EXERCISE DETAILS — In the passage on the sparsenetgls method, rewrite everything from "Our method is" down to "the variance-covariance matrix.", putting "concentration matrix" in place of "precision matrix" each time it appears.

Our method is to utilize the Gaussian Graphical Model (GGM) in estimating the structure of a sparse variance-covariance matrix and its inverse (precision matrix), in order to improve the estimation of the multivariate generalized least square regression.

The method firstly uses lasso penalization method “glasso”, neighbour selection method or “enet” method to estimate the precision matrix of these response variables; and Secondly selects the covariance terms from the sample variance-covariance matrix based on an estimated graph structure of the precision matrix and a fine-tuning parameter. The fine tuning parameter is selected according to the primitive graph theory which bases on power of the adjacent matrix to infer the final structure of the variance-covariance matrix.

The model

The sparsenetgls is a multivariate regression model given an estimated precision matrix and variance-covariance matrix from the response variables. It uses the sandwich estimator of the variance-covariance matrix of the regression coefficients. In the estimation for the precision matrix, there are four options provided in the package sparsenetgls and they are “glasso”, “lasso”, “mb”, and “elastic”. “glasso” used the graphical lasso method proposed by Yuan and Lin (2007), and the block-wise coordinate descend algorithm by Friedman, Hastie, Hofling and Tibshirani (2007).

DATA SHOWN —
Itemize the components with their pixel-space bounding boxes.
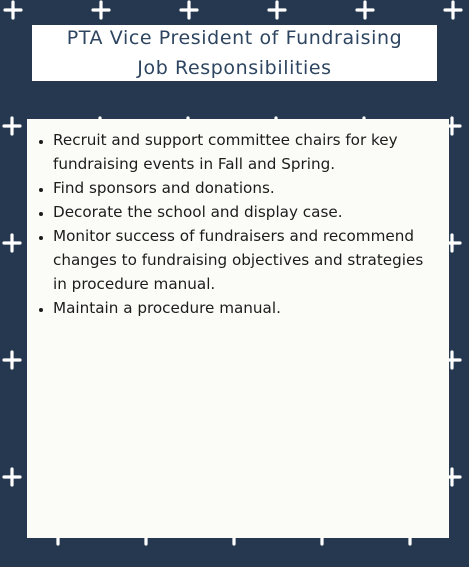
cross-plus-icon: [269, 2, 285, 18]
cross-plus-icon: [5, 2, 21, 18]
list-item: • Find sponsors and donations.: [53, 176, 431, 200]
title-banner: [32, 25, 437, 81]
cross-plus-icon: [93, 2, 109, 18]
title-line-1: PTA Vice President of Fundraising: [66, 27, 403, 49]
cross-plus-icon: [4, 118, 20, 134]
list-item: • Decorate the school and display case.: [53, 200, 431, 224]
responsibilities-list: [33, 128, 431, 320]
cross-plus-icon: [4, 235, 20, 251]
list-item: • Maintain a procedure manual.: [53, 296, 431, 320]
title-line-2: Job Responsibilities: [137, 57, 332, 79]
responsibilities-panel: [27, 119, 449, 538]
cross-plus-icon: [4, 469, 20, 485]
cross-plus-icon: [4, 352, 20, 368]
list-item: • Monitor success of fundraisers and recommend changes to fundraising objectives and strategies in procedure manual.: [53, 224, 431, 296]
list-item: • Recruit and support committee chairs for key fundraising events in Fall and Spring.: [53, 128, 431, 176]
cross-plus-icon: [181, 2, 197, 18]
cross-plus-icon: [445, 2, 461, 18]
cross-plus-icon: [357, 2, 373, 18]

WRITTEN ANSWER —
Our method is to utilize the Gaussian Graphical Model (GGM) in estimating the structure of a sparse variance-covariance matrix and its inverse (concentration matrix), in order to improve the estimation of the multivariate generalized least square regression.

The method firstly uses lasso penalization method “glasso”, neighbour selection method or “enet” method to estimate the concentration matrix of these response variables; and Secondly selects the covariance terms from the sample variance-covariance matrix based on an estimated graph structure of the concentration matrix and a fine-tuning parameter. The fine tuning parameter is selected according to the primitive graph theory which bases on power of the adjacent matrix to infer the final structure of the variance-covariance matrix.